§ **WHAT TO DO**:
Each record is to be printed again precisely as it reads.

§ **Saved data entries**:
## start

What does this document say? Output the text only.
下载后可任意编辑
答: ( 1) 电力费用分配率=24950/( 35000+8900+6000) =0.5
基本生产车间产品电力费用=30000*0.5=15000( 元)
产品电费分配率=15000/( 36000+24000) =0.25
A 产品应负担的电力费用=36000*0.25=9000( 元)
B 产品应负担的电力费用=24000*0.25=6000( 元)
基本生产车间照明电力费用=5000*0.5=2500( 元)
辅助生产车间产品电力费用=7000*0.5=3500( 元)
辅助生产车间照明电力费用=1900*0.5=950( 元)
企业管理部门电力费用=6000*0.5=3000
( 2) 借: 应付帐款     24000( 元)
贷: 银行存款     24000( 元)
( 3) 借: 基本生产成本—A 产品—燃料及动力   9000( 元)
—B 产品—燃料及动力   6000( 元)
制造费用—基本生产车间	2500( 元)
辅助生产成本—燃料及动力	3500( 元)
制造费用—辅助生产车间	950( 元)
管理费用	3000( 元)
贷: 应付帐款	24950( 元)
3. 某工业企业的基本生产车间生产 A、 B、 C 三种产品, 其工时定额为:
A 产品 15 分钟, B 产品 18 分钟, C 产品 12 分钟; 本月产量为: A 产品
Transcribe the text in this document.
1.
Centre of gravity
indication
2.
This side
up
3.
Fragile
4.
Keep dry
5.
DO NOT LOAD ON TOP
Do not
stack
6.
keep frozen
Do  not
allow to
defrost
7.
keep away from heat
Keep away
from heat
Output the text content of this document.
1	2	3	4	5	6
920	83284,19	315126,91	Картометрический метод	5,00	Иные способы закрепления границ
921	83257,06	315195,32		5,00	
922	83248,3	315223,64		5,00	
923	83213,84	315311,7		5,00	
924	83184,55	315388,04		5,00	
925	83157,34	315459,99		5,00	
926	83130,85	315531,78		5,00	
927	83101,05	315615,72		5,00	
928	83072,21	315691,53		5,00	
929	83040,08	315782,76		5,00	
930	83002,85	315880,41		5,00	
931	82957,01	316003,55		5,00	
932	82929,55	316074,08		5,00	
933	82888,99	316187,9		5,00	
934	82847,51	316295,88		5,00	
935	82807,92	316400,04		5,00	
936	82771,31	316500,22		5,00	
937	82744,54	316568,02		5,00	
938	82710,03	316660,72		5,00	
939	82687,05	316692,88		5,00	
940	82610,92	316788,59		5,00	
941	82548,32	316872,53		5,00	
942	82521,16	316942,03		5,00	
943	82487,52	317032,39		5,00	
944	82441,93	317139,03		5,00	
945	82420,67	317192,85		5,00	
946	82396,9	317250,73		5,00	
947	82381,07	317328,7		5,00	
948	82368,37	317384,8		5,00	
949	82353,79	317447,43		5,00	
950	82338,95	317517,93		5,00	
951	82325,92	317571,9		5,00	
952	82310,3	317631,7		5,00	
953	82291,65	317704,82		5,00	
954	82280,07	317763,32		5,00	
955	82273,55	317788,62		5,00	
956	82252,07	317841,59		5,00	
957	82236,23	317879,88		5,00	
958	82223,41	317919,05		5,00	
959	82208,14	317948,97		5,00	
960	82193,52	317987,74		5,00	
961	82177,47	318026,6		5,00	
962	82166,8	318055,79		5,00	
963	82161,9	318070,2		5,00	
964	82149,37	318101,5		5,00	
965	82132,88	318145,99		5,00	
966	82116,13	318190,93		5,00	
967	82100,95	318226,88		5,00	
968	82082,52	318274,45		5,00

## end

§ **COMPLETE OUTPUT**:
What does this document say? Output the text only.
下载后可任意编辑
答: ( 1) 电力费用分配率=24950/( 35000+8900+6000) =0.5
基本生产车间产品电力费用=30000*0.5=15000( 元)
产品电费分配率=15000/( 36000+24000) =0.25
A 产品应负担的电力费用=36000*0.25=9000( 元)
B 产品应负担的电力费用=24000*0.25=6000( 元)
基本生产车间照明电力费用=5000*0.5=2500( 元)
辅助生产车间产品电力费用=7000*0.5=3500( 元)
辅助生产车间照明电力费用=1900*0.5=950( 元)
企业管理部门电力费用=6000*0.5=3000
( 2) 借: 应付帐款     24000( 元)
贷: 银行存款     24000( 元)
( 3) 借: 基本生产成本—A 产品—燃料及动力   9000( 元)
—B 产品—燃料及动力   6000( 元)
制造费用—基本生产车间	2500( 元)
辅助生产成本—燃料及动力	3500( 元)
制造费用—辅助生产车间	950( 元)
管理费用	3000( 元)
贷: 应付帐款	24950( 元)
3. 某工业企业的基本生产车间生产 A、 B、 C 三种产品, 其工时定额为:
A 产品 15 分钟, B 产品 18 分钟, C 产品 12 分钟; 本月产量为: A 产品
Transcribe the text in this document.
1.
Centre of gravity
indication
2.
This side
up
3.
Fragile
4.
Keep dry
5.
DO NOT LOAD ON TOP
Do not
stack
6.
keep frozen
Do  not
allow to
defrost
7.
keep away from heat
Keep away
from heat
Output the text content of this document.
1	2	3	4	5	6
920	83284,19	315126,91	Картометрический метод	5,00	Иные способы закрепления границ
921	83257,06	315195,32		5,00	
922	83248,3	315223,64		5,00	
923	83213,84	315311,7		5,00	
924	83184,55	315388,04		5,00	
925	83157,34	315459,99		5,00	
926	83130,85	315531,78		5,00	
927	83101,05	315615,72		5,00	
928	83072,21	315691,53		5,00	
929	83040,08	315782,76		5,00	
930	83002,85	315880,41		5,00	
931	82957,01	316003,55		5,00	
932	82929,55	316074,08		5,00	
933	82888,99	316187,9		5,00	
934	82847,51	316295,88		5,00	
935	82807,92	316400,04		5,00	
936	82771,31	316500,22		5,00	
937	82744,54	316568,02		5,00	
938	82710,03	316660,72		5,00	
939	82687,05	316692,88		5,00	
940	82610,92	316788,59		5,00	
941	82548,32	316872,53		5,00	
942	82521,16	316942,03		5,00	
943	82487,52	317032,39		5,00	
944	82441,93	317139,03		5,00	
945	82420,67	317192,85		5,00	
946	82396,9	317250,73		5,00	
947	82381,07	317328,7		5,00	
948	82368,37	317384,8		5,00	
949	82353,79	317447,43		5,00	
950	82338,95	317517,93		5,00	
951	82325,92	317571,9		5,00	
952	82310,3	317631,7		5,00	
953	82291,65	317704,82		5,00	
954	82280,07	317763,32		5,00	
955	82273,55	317788,62		5,00	
956	82252,07	317841,59		5,00	
957	82236,23	317879,88		5,00	
958	82223,41	317919,05		5,00	
959	82208,14	317948,97		5,00	
960	82193,52	317987,74		5,00	
961	82177,47	318026,6		5,00	
962	82166,8	318055,79		5,00	
963	82161,9	318070,2		5,00	
964	82149,37	318101,5		5,00	
965	82132,88	318145,99		5,00	
966	82116,13	318190,93		5,00	
967	82100,95	318226,88		5,00	
968	82082,52	318274,45		5,00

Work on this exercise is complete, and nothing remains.